*What is required*: Give back the full listing, character for character, with no pictures.

━━ Entries supplied

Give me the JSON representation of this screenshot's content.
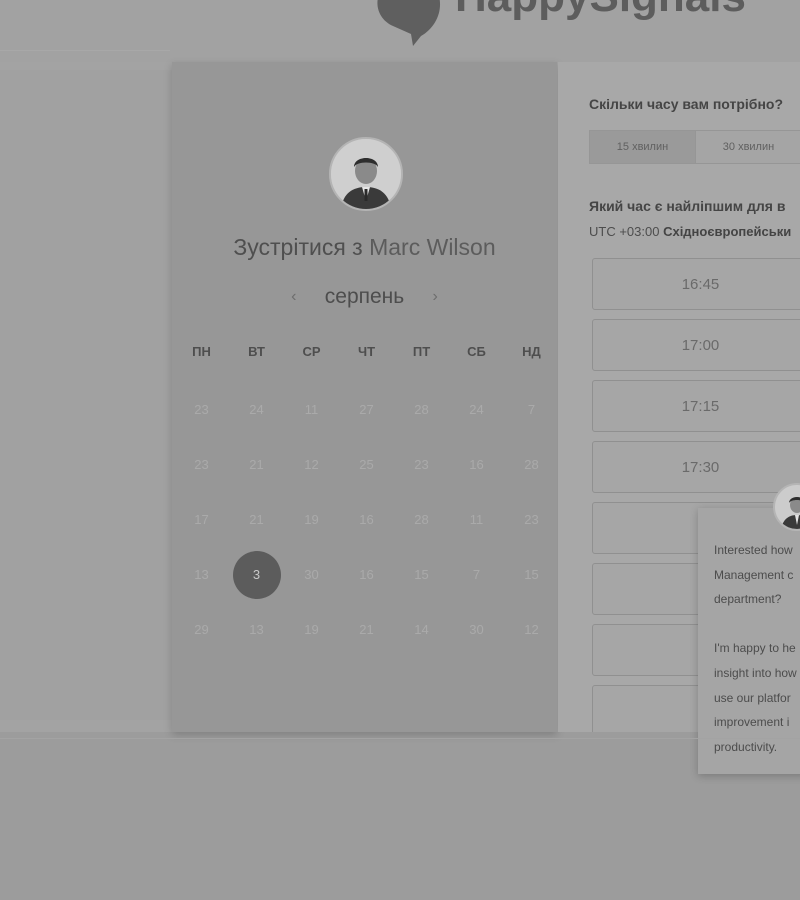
{
  "brand": {
    "name": "HappySignals"
  },
  "calendar": {
    "title_prefix": "Зустрітися з",
    "host_name": "Marc Wilson",
    "month": "серпень",
    "prev_arrow": "‹",
    "next_arrow": "›",
    "weekdays": [
      "ПН",
      "ВТ",
      "СР",
      "ЧТ",
      "ПТ",
      "СБ",
      "НД"
    ],
    "weeks": [
      [
        "23",
        "24",
        "11",
        "27",
        "28",
        "24",
        "7"
      ],
      [
        "23",
        "21",
        "12",
        "25",
        "23",
        "16",
        "28"
      ],
      [
        "17",
        "21",
        "19",
        "16",
        "28",
        "11",
        "23"
      ],
      [
        "13",
        "3",
        "30",
        "16",
        "15",
        "7",
        "15"
      ],
      [
        "29",
        "13",
        "19",
        "21",
        "14",
        "30",
        "12"
      ]
    ],
    "selected_day": "3"
  },
  "scheduler": {
    "duration_question": "Скільки часу вам потрібно?",
    "durations": [
      "15 хвилин",
      "30 хвилин"
    ],
    "time_question": "Який час є найліпшим для в",
    "timezone_offset": "UTC +03:00",
    "timezone_name": "Східноєвропейськи",
    "slots": [
      "16:45",
      "17:00",
      "17:15",
      "17:30",
      "",
      "",
      "",
      ""
    ]
  },
  "chat": {
    "lines_1": [
      "Interested how",
      "Management c",
      "department?"
    ],
    "lines_2": [
      "I'm happy to he",
      "insight into how",
      "use our platfor",
      "improvement i",
      "productivity."
    ]
  },
  "colors": {
    "selected_day_bg": "#5c5c5c",
    "panel_bg": "#979797",
    "logo_text": "#5d5d5d"
  }
}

━━━━

*Answer to the problem*:
Give me the JSON representation of this screenshot's content.
{
  "brand": {
    "name": "HappySignals"
  },
  "calendar": {
    "title_prefix": "Зустрітися з",
    "host_name": "Marc Wilson",
    "month": "серпень",
    "prev_arrow": "‹",
    "next_arrow": "›",
    "weekdays": [
      "ПН",
      "ВТ",
      "СР",
      "ЧТ",
      "ПТ",
      "СБ",
      "НД"
    ],
    "weeks": [
      [
        "23",
        "24",
        "11",
        "27",
        "28",
        "24",
        "7"
      ],
      [
        "23",
        "21",
        "12",
        "25",
        "23",
        "16",
        "28"
      ],
      [
        "17",
        "21",
        "19",
        "16",
        "28",
        "11",
        "23"
      ],
      [
        "13",
        "3",
        "30",
        "16",
        "15",
        "7",
        "15"
      ],
      [
        "29",
        "13",
        "19",
        "21",
        "14",
        "30",
        "12"
      ]
    ],
    "selected_day": "3"
  },
  "scheduler": {
    "duration_question": "Скільки часу вам потрібно?",
    "durations": [
      "15 хвилин",
      "30 хвилин"
    ],
    "time_question": "Який час є найліпшим для в",
    "timezone_offset": "UTC +03:00",
    "timezone_name": "Східноєвропейськи",
    "slots": [
      "16:45",
      "17:00",
      "17:15",
      "17:30",
      "",
      "",
      "",
      ""
    ]
  },
  "chat": {
    "lines_1": [
      "Interested how",
      "Management c",
      "department?"
    ],
    "lines_2": [
      "I'm happy to he",
      "insight into how",
      "use our platfor",
      "improvement i",
      "productivity."
    ]
  },
  "colors": {
    "selected_day_bg": "#5c5c5c",
    "panel_bg": "#979797",
    "logo_text": "#5d5d5d"
  }
}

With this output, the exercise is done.